- _What you have to do_:
Nothing in the records may be left out; restate them word for word.
★ ★ ★ ★
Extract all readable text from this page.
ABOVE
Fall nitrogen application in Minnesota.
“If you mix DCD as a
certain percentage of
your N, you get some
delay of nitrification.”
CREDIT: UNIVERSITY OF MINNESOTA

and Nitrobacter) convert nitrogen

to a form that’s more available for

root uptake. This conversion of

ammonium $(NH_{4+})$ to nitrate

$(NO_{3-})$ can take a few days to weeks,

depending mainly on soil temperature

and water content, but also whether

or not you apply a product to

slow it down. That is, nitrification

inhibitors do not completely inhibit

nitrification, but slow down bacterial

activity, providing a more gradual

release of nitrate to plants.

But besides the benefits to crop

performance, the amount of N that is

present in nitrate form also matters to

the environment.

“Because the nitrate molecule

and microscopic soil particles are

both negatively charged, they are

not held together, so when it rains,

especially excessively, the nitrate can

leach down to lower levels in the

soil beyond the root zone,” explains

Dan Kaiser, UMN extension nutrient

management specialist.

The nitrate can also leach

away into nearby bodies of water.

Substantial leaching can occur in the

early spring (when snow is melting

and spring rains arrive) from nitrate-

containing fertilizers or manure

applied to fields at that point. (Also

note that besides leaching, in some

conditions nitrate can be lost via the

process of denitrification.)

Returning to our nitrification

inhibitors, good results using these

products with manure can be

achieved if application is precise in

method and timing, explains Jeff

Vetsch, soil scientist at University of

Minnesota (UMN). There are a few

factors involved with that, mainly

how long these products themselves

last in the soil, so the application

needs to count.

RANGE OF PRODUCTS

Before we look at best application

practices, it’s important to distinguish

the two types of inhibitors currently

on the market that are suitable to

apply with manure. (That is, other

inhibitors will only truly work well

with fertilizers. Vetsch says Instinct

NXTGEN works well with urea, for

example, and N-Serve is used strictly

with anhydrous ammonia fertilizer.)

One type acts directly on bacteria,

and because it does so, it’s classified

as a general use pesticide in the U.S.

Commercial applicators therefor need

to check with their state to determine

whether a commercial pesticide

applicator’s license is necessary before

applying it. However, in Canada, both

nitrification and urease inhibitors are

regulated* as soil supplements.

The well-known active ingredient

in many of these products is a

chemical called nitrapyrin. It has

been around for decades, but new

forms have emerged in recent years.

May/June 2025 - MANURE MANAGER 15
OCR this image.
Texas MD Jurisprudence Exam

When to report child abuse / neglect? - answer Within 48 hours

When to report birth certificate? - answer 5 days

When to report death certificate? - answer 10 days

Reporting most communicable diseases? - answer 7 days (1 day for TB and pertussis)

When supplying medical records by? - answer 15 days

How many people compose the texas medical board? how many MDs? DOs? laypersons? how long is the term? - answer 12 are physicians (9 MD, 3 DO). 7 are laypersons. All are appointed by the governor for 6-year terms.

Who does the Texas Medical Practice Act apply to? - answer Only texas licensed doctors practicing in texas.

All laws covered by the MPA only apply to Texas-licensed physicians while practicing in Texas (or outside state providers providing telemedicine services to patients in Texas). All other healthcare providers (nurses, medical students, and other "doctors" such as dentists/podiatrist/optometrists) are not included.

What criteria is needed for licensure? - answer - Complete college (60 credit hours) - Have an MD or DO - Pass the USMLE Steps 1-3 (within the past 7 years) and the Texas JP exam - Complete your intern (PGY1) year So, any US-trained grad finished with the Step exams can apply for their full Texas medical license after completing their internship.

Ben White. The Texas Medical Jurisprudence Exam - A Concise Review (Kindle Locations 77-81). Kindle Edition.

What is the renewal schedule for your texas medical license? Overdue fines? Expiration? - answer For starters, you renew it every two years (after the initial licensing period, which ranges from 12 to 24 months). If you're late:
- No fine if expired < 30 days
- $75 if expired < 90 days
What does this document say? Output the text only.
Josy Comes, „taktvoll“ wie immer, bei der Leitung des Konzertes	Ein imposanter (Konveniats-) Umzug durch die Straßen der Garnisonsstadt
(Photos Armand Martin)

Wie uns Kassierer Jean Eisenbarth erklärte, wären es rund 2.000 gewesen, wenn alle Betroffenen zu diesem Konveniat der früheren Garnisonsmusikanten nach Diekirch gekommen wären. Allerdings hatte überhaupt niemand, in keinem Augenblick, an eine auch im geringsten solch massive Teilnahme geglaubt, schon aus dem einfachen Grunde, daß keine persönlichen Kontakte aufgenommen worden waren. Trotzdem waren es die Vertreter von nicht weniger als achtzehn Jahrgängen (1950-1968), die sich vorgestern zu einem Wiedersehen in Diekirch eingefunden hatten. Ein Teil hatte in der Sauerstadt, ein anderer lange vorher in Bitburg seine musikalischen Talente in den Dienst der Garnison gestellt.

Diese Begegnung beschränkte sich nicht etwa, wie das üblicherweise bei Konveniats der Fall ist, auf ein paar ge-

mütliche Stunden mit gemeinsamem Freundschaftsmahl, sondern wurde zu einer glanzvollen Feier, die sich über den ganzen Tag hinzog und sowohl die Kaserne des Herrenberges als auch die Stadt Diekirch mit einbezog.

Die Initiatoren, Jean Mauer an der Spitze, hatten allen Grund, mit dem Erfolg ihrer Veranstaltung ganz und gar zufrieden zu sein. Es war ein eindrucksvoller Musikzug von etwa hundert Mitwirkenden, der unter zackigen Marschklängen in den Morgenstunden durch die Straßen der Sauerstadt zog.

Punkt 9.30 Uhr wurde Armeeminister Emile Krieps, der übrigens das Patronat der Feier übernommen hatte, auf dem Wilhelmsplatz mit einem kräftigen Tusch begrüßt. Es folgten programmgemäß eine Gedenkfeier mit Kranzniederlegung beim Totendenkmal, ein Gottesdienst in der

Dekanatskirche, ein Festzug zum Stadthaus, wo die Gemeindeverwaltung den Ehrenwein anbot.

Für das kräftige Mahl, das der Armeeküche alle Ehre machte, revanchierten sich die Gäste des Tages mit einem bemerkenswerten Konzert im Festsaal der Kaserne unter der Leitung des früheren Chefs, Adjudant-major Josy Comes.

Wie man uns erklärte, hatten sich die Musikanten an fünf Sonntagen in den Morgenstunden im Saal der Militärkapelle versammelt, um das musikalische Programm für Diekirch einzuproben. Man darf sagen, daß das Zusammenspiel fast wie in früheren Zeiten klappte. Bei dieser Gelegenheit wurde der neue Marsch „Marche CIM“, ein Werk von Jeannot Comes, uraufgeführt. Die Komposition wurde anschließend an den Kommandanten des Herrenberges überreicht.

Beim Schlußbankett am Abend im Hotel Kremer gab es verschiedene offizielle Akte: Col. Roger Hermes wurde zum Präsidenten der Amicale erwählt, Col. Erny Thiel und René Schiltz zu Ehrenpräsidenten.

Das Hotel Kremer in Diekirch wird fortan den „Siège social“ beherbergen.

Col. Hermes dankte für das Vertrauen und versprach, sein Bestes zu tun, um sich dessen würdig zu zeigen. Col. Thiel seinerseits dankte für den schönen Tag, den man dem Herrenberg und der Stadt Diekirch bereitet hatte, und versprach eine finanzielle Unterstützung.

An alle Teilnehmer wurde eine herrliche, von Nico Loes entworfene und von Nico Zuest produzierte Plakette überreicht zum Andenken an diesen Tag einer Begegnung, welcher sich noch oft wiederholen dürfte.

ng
★ ★ ★ ★
- _Written answer_:
Extract all readable text from this page.
ABOVE
Fall nitrogen application in Minnesota.
“If you mix DCD as a
certain percentage of
your N, you get some
delay of nitrification.”
CREDIT: UNIVERSITY OF MINNESOTA

and Nitrobacter) convert nitrogen

to a form that’s more available for

root uptake. This conversion of

ammonium $(NH_{4+})$ to nitrate

$(NO_{3-})$ can take a few days to weeks,

depending mainly on soil temperature

and water content, but also whether

or not you apply a product to

slow it down. That is, nitrification

inhibitors do not completely inhibit

nitrification, but slow down bacterial

activity, providing a more gradual

release of nitrate to plants.

But besides the benefits to crop

performance, the amount of N that is

present in nitrate form also matters to

the environment.

“Because the nitrate molecule

and microscopic soil particles are

both negatively charged, they are

not held together, so when it rains,

especially excessively, the nitrate can

leach down to lower levels in the

soil beyond the root zone,” explains

Dan Kaiser, UMN extension nutrient

management specialist.

The nitrate can also leach

away into nearby bodies of water.

Substantial leaching can occur in the

early spring (when snow is melting

and spring rains arrive) from nitrate-

containing fertilizers or manure

applied to fields at that point. (Also

note that besides leaching, in some

conditions nitrate can be lost via the

process of denitrification.)

Returning to our nitrification

inhibitors, good results using these

products with manure can be

achieved if application is precise in

method and timing, explains Jeff

Vetsch, soil scientist at University of

Minnesota (UMN). There are a few

factors involved with that, mainly

how long these products themselves

last in the soil, so the application

needs to count.

RANGE OF PRODUCTS

Before we look at best application

practices, it’s important to distinguish

the two types of inhibitors currently

on the market that are suitable to

apply with manure. (That is, other

inhibitors will only truly work well

with fertilizers. Vetsch says Instinct

NXTGEN works well with urea, for

example, and N-Serve is used strictly

with anhydrous ammonia fertilizer.)

One type acts directly on bacteria,

and because it does so, it’s classified

as a general use pesticide in the U.S.

Commercial applicators therefor need

to check with their state to determine

whether a commercial pesticide

applicator’s license is necessary before

applying it. However, in Canada, both

nitrification and urease inhibitors are

regulated* as soil supplements.

The well-known active ingredient

in many of these products is a

chemical called nitrapyrin. It has

been around for decades, but new

forms have emerged in recent years.

May/June 2025 - MANURE MANAGER 15
OCR this image.
Texas MD Jurisprudence Exam

When to report child abuse / neglect? - answer Within 48 hours

When to report birth certificate? - answer 5 days

When to report death certificate? - answer 10 days

Reporting most communicable diseases? - answer 7 days (1 day for TB and pertussis)

When supplying medical records by? - answer 15 days

How many people compose the texas medical board? how many MDs? DOs? laypersons? how long is the term? - answer 12 are physicians (9 MD, 3 DO). 7 are laypersons. All are appointed by the governor for 6-year terms.

Who does the Texas Medical Practice Act apply to? - answer Only texas licensed doctors practicing in texas.

All laws covered by the MPA only apply to Texas-licensed physicians while practicing in Texas (or outside state providers providing telemedicine services to patients in Texas). All other healthcare providers (nurses, medical students, and other "doctors" such as dentists/podiatrist/optometrists) are not included.

What criteria is needed for licensure? - answer - Complete college (60 credit hours) - Have an MD or DO - Pass the USMLE Steps 1-3 (within the past 7 years) and the Texas JP exam - Complete your intern (PGY1) year So, any US-trained grad finished with the Step exams can apply for their full Texas medical license after completing their internship.

Ben White. The Texas Medical Jurisprudence Exam - A Concise Review (Kindle Locations 77-81). Kindle Edition.

What is the renewal schedule for your texas medical license? Overdue fines? Expiration? - answer For starters, you renew it every two years (after the initial licensing period, which ranges from 12 to 24 months). If you're late:
- No fine if expired < 30 days
- $75 if expired < 90 days
What does this document say? Output the text only.
Josy Comes, „taktvoll“ wie immer, bei der Leitung des Konzertes	Ein imposanter (Konveniats-) Umzug durch die Straßen der Garnisonsstadt
(Photos Armand Martin)

Wie uns Kassierer Jean Eisenbarth erklärte, wären es rund 2.000 gewesen, wenn alle Betroffenen zu diesem Konveniat der früheren Garnisonsmusikanten nach Diekirch gekommen wären. Allerdings hatte überhaupt niemand, in keinem Augenblick, an eine auch im geringsten solch massive Teilnahme geglaubt, schon aus dem einfachen Grunde, daß keine persönlichen Kontakte aufgenommen worden waren. Trotzdem waren es die Vertreter von nicht weniger als achtzehn Jahrgängen (1950-1968), die sich vorgestern zu einem Wiedersehen in Diekirch eingefunden hatten. Ein Teil hatte in der Sauerstadt, ein anderer lange vorher in Bitburg seine musikalischen Talente in den Dienst der Garnison gestellt.

Diese Begegnung beschränkte sich nicht etwa, wie das üblicherweise bei Konveniats der Fall ist, auf ein paar ge-

mütliche Stunden mit gemeinsamem Freundschaftsmahl, sondern wurde zu einer glanzvollen Feier, die sich über den ganzen Tag hinzog und sowohl die Kaserne des Herrenberges als auch die Stadt Diekirch mit einbezog.

Die Initiatoren, Jean Mauer an der Spitze, hatten allen Grund, mit dem Erfolg ihrer Veranstaltung ganz und gar zufrieden zu sein. Es war ein eindrucksvoller Musikzug von etwa hundert Mitwirkenden, der unter zackigen Marschklängen in den Morgenstunden durch die Straßen der Sauerstadt zog.

Punkt 9.30 Uhr wurde Armeeminister Emile Krieps, der übrigens das Patronat der Feier übernommen hatte, auf dem Wilhelmsplatz mit einem kräftigen Tusch begrüßt. Es folgten programmgemäß eine Gedenkfeier mit Kranzniederlegung beim Totendenkmal, ein Gottesdienst in der

Dekanatskirche, ein Festzug zum Stadthaus, wo die Gemeindeverwaltung den Ehrenwein anbot.

Für das kräftige Mahl, das der Armeeküche alle Ehre machte, revanchierten sich die Gäste des Tages mit einem bemerkenswerten Konzert im Festsaal der Kaserne unter der Leitung des früheren Chefs, Adjudant-major Josy Comes.

Wie man uns erklärte, hatten sich die Musikanten an fünf Sonntagen in den Morgenstunden im Saal der Militärkapelle versammelt, um das musikalische Programm für Diekirch einzuproben. Man darf sagen, daß das Zusammenspiel fast wie in früheren Zeiten klappte. Bei dieser Gelegenheit wurde der neue Marsch „Marche CIM“, ein Werk von Jeannot Comes, uraufgeführt. Die Komposition wurde anschließend an den Kommandanten des Herrenberges überreicht.

Beim Schlußbankett am Abend im Hotel Kremer gab es verschiedene offizielle Akte: Col. Roger Hermes wurde zum Präsidenten der Amicale erwählt, Col. Erny Thiel und René Schiltz zu Ehrenpräsidenten.

Das Hotel Kremer in Diekirch wird fortan den „Siège social“ beherbergen.

Col. Hermes dankte für das Vertrauen und versprach, sein Bestes zu tun, um sich dessen würdig zu zeigen. Col. Thiel seinerseits dankte für den schönen Tag, den man dem Herrenberg und der Stadt Diekirch bereitet hatte, und versprach eine finanzielle Unterstützung.

An alle Teilnehmer wurde eine herrliche, von Nico Loes entworfene und von Nico Zuest produzierte Plakette überreicht zum Andenken an diesen Tag einer Begegnung, welcher sich noch oft wiederholen dürfte.

ng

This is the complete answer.